(Records about charts and figures)
>>>>

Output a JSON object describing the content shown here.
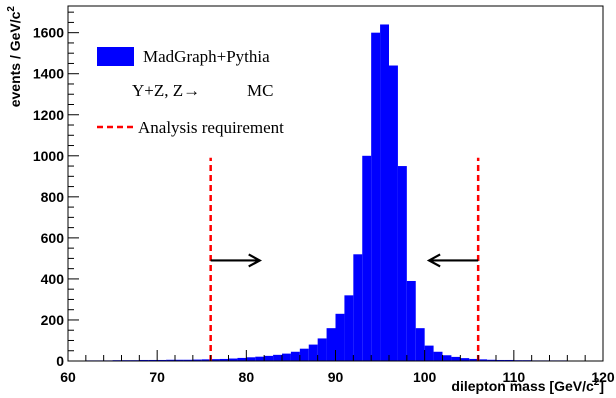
{
  "chart_data": {
    "type": "bar",
    "xlabel": "dilepton mass [GeV/c",
    "xlabel_sup": "2",
    "xlabel_end": "]",
    "ylabel": "events / GeV/c",
    "ylabel_sup": "2",
    "xlim": [
      60,
      120
    ],
    "ylim": [
      0,
      1730
    ],
    "x_ticks": [
      "60",
      "70",
      "80",
      "90",
      "100",
      "110",
      "120"
    ],
    "y_ticks": [
      "0",
      "200",
      "400",
      "600",
      "800",
      "1000",
      "1200",
      "1400",
      "1600"
    ],
    "bin_width": 1,
    "bin_start": 60,
    "values": [
      2,
      2,
      3,
      3,
      3,
      4,
      4,
      4,
      5,
      5,
      5,
      6,
      6,
      6,
      7,
      8,
      9,
      10,
      12,
      15,
      18,
      21,
      25,
      30,
      36,
      45,
      60,
      80,
      110,
      160,
      230,
      320,
      520,
      1000,
      1600,
      1640,
      1440,
      950,
      390,
      160,
      75,
      45,
      28,
      20,
      14,
      10,
      8,
      6,
      5,
      5,
      4,
      4,
      3,
      3,
      3,
      3,
      2,
      2,
      2,
      2
    ],
    "series_name": "MadGraph+Pythia",
    "series_color": "#0000ff",
    "legend_line2": "Y+Z, Z→",
    "legend_line2_mc": "MC",
    "cut_name": "Analysis requirement",
    "cut_color": "#ff0000",
    "cuts": [
      76,
      106
    ],
    "arrow_level": 490,
    "arrows": [
      {
        "from": 76,
        "to": 81.5
      },
      {
        "from": 106,
        "to": 100.5
      }
    ]
  }
}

<<<<

- [Given task]
Quote every line word for word and keep the images out of the copy.

- [The output]
Output a JSON object describing the content shown here.
{
  "chart_data": {
    "type": "bar",
    "xlabel": "dilepton mass [GeV/c",
    "xlabel_sup": "2",
    "xlabel_end": "]",
    "ylabel": "events / GeV/c",
    "ylabel_sup": "2",
    "xlim": [
      60,
      120
    ],
    "ylim": [
      0,
      1730
    ],
    "x_ticks": [
      "60",
      "70",
      "80",
      "90",
      "100",
      "110",
      "120"
    ],
    "y_ticks": [
      "0",
      "200",
      "400",
      "600",
      "800",
      "1000",
      "1200",
      "1400",
      "1600"
    ],
    "bin_width": 1,
    "bin_start": 60,
    "values": [
      2,
      2,
      3,
      3,
      3,
      4,
      4,
      4,
      5,
      5,
      5,
      6,
      6,
      6,
      7,
      8,
      9,
      10,
      12,
      15,
      18,
      21,
      25,
      30,
      36,
      45,
      60,
      80,
      110,
      160,
      230,
      320,
      520,
      1000,
      1600,
      1640,
      1440,
      950,
      390,
      160,
      75,
      45,
      28,
      20,
      14,
      10,
      8,
      6,
      5,
      5,
      4,
      4,
      3,
      3,
      3,
      3,
      2,
      2,
      2,
      2
    ],
    "series_name": "MadGraph+Pythia",
    "series_color": "#0000ff",
    "legend_line2": "Y+Z, Z→",
    "legend_line2_mc": "MC",
    "cut_name": "Analysis requirement",
    "cut_color": "#ff0000",
    "cuts": [
      76,
      106
    ],
    "arrow_level": 490,
    "arrows": [
      {
        "from": 76,
        "to": 81.5
      },
      {
        "from": 106,
        "to": 100.5
      }
    ]
  }
}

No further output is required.